• **Written request**: Transcribe every record that appears below, exactly and in full.

• **Dataset records**:
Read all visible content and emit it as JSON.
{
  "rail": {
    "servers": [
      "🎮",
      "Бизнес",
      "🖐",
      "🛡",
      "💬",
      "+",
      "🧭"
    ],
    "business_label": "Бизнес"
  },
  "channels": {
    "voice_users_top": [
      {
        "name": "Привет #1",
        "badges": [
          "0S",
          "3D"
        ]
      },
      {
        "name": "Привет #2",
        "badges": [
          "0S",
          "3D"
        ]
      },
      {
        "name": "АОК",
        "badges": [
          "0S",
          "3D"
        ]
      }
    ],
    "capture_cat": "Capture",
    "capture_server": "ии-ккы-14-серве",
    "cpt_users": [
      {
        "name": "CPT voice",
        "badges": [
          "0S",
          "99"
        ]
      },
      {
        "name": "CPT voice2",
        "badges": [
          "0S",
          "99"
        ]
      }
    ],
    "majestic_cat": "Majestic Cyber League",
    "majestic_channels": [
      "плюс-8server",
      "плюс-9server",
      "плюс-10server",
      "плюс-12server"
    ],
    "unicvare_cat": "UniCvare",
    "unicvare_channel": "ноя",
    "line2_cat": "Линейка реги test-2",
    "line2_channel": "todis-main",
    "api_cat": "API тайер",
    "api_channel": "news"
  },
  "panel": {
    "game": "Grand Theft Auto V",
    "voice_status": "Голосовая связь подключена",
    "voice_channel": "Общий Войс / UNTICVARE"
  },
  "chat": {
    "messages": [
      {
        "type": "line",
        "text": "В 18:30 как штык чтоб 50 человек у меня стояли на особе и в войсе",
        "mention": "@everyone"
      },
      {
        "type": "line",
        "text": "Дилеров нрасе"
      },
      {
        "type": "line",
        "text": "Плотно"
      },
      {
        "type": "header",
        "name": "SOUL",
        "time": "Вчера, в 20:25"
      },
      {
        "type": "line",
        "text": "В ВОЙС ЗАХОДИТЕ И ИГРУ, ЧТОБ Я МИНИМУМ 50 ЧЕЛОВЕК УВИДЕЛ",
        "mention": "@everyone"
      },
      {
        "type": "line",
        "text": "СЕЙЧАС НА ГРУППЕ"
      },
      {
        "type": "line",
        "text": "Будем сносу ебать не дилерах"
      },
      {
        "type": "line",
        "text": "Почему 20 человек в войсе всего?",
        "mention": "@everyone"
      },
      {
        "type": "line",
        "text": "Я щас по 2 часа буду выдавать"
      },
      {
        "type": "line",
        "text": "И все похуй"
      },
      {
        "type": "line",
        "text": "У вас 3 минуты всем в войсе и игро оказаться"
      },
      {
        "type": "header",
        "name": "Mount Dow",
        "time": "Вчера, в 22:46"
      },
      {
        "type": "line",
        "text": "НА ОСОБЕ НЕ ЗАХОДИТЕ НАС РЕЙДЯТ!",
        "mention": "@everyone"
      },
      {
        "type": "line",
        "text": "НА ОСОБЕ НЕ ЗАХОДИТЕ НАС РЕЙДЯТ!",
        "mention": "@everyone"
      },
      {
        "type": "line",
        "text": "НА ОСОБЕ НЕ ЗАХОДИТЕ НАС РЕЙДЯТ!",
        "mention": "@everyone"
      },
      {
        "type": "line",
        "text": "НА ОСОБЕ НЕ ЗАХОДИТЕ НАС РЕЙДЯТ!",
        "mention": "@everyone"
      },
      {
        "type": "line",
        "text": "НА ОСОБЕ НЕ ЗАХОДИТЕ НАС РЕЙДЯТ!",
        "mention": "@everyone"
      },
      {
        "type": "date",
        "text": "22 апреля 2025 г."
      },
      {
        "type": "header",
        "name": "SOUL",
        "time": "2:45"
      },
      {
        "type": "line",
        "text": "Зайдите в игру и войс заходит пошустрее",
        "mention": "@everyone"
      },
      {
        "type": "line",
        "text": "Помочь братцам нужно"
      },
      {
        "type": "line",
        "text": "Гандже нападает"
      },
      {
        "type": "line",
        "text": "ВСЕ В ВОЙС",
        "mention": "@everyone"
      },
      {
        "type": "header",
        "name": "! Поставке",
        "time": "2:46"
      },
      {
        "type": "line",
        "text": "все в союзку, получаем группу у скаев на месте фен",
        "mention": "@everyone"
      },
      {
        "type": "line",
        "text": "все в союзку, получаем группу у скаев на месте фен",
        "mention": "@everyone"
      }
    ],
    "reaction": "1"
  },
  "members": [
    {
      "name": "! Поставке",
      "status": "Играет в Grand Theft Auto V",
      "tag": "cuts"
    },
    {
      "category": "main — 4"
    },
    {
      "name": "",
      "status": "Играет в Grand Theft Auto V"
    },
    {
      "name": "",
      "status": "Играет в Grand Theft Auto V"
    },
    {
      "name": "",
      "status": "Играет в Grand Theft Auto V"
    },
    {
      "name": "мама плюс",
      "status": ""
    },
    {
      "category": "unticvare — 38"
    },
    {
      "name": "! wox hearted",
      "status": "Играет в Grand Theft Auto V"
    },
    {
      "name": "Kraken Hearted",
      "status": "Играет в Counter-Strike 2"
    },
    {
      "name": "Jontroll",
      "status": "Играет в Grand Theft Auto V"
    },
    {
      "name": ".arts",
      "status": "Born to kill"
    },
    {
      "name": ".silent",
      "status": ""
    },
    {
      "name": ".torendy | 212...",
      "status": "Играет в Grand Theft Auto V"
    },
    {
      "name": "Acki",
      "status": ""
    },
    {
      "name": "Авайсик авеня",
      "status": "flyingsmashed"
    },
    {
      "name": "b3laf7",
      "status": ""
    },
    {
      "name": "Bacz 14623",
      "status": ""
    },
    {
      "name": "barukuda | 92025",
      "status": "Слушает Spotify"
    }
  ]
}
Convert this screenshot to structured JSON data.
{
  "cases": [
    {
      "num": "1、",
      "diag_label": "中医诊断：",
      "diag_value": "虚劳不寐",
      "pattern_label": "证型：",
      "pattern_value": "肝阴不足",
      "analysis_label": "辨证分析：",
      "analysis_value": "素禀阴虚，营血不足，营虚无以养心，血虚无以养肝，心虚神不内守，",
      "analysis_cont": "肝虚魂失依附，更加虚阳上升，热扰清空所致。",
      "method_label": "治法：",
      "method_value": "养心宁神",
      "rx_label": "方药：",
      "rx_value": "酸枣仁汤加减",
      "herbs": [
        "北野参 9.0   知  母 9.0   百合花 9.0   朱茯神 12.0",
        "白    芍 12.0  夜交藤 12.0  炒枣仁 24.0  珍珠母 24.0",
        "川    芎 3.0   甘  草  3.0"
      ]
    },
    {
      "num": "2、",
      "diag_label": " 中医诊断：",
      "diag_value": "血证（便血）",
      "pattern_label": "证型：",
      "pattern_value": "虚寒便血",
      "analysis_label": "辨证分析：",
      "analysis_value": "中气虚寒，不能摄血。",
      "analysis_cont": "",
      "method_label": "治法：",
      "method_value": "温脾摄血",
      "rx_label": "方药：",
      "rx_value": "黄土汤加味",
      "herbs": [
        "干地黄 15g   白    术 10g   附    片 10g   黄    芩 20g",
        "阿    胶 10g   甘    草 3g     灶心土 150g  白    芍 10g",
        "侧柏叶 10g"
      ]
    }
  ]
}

• **The completed task**:
Read all visible content and emit it as JSON.
{
  "rail": {
    "servers": [
      "🎮",
      "Бизнес",
      "🖐",
      "🛡",
      "💬",
      "+",
      "🧭"
    ],
    "business_label": "Бизнес"
  },
  "channels": {
    "voice_users_top": [
      {
        "name": "Привет #1",
        "badges": [
          "0S",
          "3D"
        ]
      },
      {
        "name": "Привет #2",
        "badges": [
          "0S",
          "3D"
        ]
      },
      {
        "name": "АОК",
        "badges": [
          "0S",
          "3D"
        ]
      }
    ],
    "capture_cat": "Capture",
    "capture_server": "ии-ккы-14-серве",
    "cpt_users": [
      {
        "name": "CPT voice",
        "badges": [
          "0S",
          "99"
        ]
      },
      {
        "name": "CPT voice2",
        "badges": [
          "0S",
          "99"
        ]
      }
    ],
    "majestic_cat": "Majestic Cyber League",
    "majestic_channels": [
      "плюс-8server",
      "плюс-9server",
      "плюс-10server",
      "плюс-12server"
    ],
    "unicvare_cat": "UniCvare",
    "unicvare_channel": "ноя",
    "line2_cat": "Линейка реги test-2",
    "line2_channel": "todis-main",
    "api_cat": "API тайер",
    "api_channel": "news"
  },
  "panel": {
    "game": "Grand Theft Auto V",
    "voice_status": "Голосовая связь подключена",
    "voice_channel": "Общий Войс / UNTICVARE"
  },
  "chat": {
    "messages": [
      {
        "type": "line",
        "text": "В 18:30 как штык чтоб 50 человек у меня стояли на особе и в войсе",
        "mention": "@everyone"
      },
      {
        "type": "line",
        "text": "Дилеров нрасе"
      },
      {
        "type": "line",
        "text": "Плотно"
      },
      {
        "type": "header",
        "name": "SOUL",
        "time": "Вчера, в 20:25"
      },
      {
        "type": "line",
        "text": "В ВОЙС ЗАХОДИТЕ И ИГРУ, ЧТОБ Я МИНИМУМ 50 ЧЕЛОВЕК УВИДЕЛ",
        "mention": "@everyone"
      },
      {
        "type": "line",
        "text": "СЕЙЧАС НА ГРУППЕ"
      },
      {
        "type": "line",
        "text": "Будем сносу ебать не дилерах"
      },
      {
        "type": "line",
        "text": "Почему 20 человек в войсе всего?",
        "mention": "@everyone"
      },
      {
        "type": "line",
        "text": "Я щас по 2 часа буду выдавать"
      },
      {
        "type": "line",
        "text": "И все похуй"
      },
      {
        "type": "line",
        "text": "У вас 3 минуты всем в войсе и игро оказаться"
      },
      {
        "type": "header",
        "name": "Mount Dow",
        "time": "Вчера, в 22:46"
      },
      {
        "type": "line",
        "text": "НА ОСОБЕ НЕ ЗАХОДИТЕ НАС РЕЙДЯТ!",
        "mention": "@everyone"
      },
      {
        "type": "line",
        "text": "НА ОСОБЕ НЕ ЗАХОДИТЕ НАС РЕЙДЯТ!",
        "mention": "@everyone"
      },
      {
        "type": "line",
        "text": "НА ОСОБЕ НЕ ЗАХОДИТЕ НАС РЕЙДЯТ!",
        "mention": "@everyone"
      },
      {
        "type": "line",
        "text": "НА ОСОБЕ НЕ ЗАХОДИТЕ НАС РЕЙДЯТ!",
        "mention": "@everyone"
      },
      {
        "type": "line",
        "text": "НА ОСОБЕ НЕ ЗАХОДИТЕ НАС РЕЙДЯТ!",
        "mention": "@everyone"
      },
      {
        "type": "date",
        "text": "22 апреля 2025 г."
      },
      {
        "type": "header",
        "name": "SOUL",
        "time": "2:45"
      },
      {
        "type": "line",
        "text": "Зайдите в игру и войс заходит пошустрее",
        "mention": "@everyone"
      },
      {
        "type": "line",
        "text": "Помочь братцам нужно"
      },
      {
        "type": "line",
        "text": "Гандже нападает"
      },
      {
        "type": "line",
        "text": "ВСЕ В ВОЙС",
        "mention": "@everyone"
      },
      {
        "type": "header",
        "name": "! Поставке",
        "time": "2:46"
      },
      {
        "type": "line",
        "text": "все в союзку, получаем группу у скаев на месте фен",
        "mention": "@everyone"
      },
      {
        "type": "line",
        "text": "все в союзку, получаем группу у скаев на месте фен",
        "mention": "@everyone"
      }
    ],
    "reaction": "1"
  },
  "members": [
    {
      "name": "! Поставке",
      "status": "Играет в Grand Theft Auto V",
      "tag": "cuts"
    },
    {
      "category": "main — 4"
    },
    {
      "name": "",
      "status": "Играет в Grand Theft Auto V"
    },
    {
      "name": "",
      "status": "Играет в Grand Theft Auto V"
    },
    {
      "name": "",
      "status": "Играет в Grand Theft Auto V"
    },
    {
      "name": "мама плюс",
      "status": ""
    },
    {
      "category": "unticvare — 38"
    },
    {
      "name": "! wox hearted",
      "status": "Играет в Grand Theft Auto V"
    },
    {
      "name": "Kraken Hearted",
      "status": "Играет в Counter-Strike 2"
    },
    {
      "name": "Jontroll",
      "status": "Играет в Grand Theft Auto V"
    },
    {
      "name": ".arts",
      "status": "Born to kill"
    },
    {
      "name": ".silent",
      "status": ""
    },
    {
      "name": ".torendy | 212...",
      "status": "Играет в Grand Theft Auto V"
    },
    {
      "name": "Acki",
      "status": ""
    },
    {
      "name": "Авайсик авеня",
      "status": "flyingsmashed"
    },
    {
      "name": "b3laf7",
      "status": ""
    },
    {
      "name": "Bacz 14623",
      "status": ""
    },
    {
      "name": "barukuda | 92025",
      "status": "Слушает Spotify"
    }
  ]
}
Convert this screenshot to structured JSON data.
{
  "cases": [
    {
      "num": "1、",
      "diag_label": "中医诊断：",
      "diag_value": "虚劳不寐",
      "pattern_label": "证型：",
      "pattern_value": "肝阴不足",
      "analysis_label": "辨证分析：",
      "analysis_value": "素禀阴虚，营血不足，营虚无以养心，血虚无以养肝，心虚神不内守，",
      "analysis_cont": "肝虚魂失依附，更加虚阳上升，热扰清空所致。",
      "method_label": "治法：",
      "method_value": "养心宁神",
      "rx_label": "方药：",
      "rx_value": "酸枣仁汤加减",
      "herbs": [
        "北野参 9.0   知  母 9.0   百合花 9.0   朱茯神 12.0",
        "白    芍 12.0  夜交藤 12.0  炒枣仁 24.0  珍珠母 24.0",
        "川    芎 3.0   甘  草  3.0"
      ]
    },
    {
      "num": "2、",
      "diag_label": " 中医诊断：",
      "diag_value": "血证（便血）",
      "pattern_label": "证型：",
      "pattern_value": "虚寒便血",
      "analysis_label": "辨证分析：",
      "analysis_value": "中气虚寒，不能摄血。",
      "analysis_cont": "",
      "method_label": "治法：",
      "method_value": "温脾摄血",
      "rx_label": "方药：",
      "rx_value": "黄土汤加味",
      "herbs": [
        "干地黄 15g   白    术 10g   附    片 10g   黄    芩 20g",
        "阿    胶 10g   甘    草 3g     灶心土 150g  白    芍 10g",
        "侧柏叶 10g"
      ]
    }
  ]
}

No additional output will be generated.